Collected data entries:
* Start *
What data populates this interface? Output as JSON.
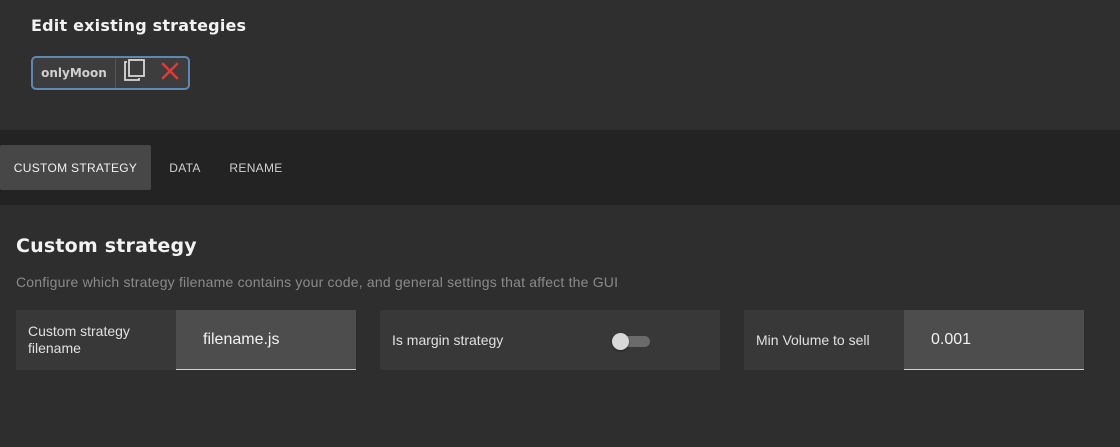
{
  "existing": {
    "title": "Edit existing strategies",
    "strategies": [
      {
        "name": "onlyMoon",
        "actions": [
          "copy-icon",
          "delete-icon"
        ]
      }
    ],
    "chip_border_color": "#5f87b3",
    "delete_color": "#e53935"
  },
  "tabs": [
    {
      "label": "CUSTOM STRATEGY",
      "active": true
    },
    {
      "label": "DATA",
      "active": false
    },
    {
      "label": "RENAME",
      "active": false
    }
  ],
  "main": {
    "title": "Custom strategy",
    "description": "Configure which strategy filename contains your code, and general settings that affect the GUI",
    "fields": {
      "filename": {
        "label": "Custom strategy filename",
        "value": "filename.js"
      },
      "margin": {
        "label": "Is margin strategy",
        "checked": false
      },
      "min_volume": {
        "label": "Min Volume to sell",
        "value": "0.001"
      }
    }
  }
}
* End *
INSTRUCTIONS TO FOLLOW: Pull every line containing the word "label" out of the entries above.

RESULT FOR THIS EXERCISE:
      "label": "CUSTOM STRATEGY",
      "label": "DATA",
      "label": "RENAME",
        "label": "Custom strategy filename",
        "label": "Is margin strategy",
        "label": "Min Volume to sell",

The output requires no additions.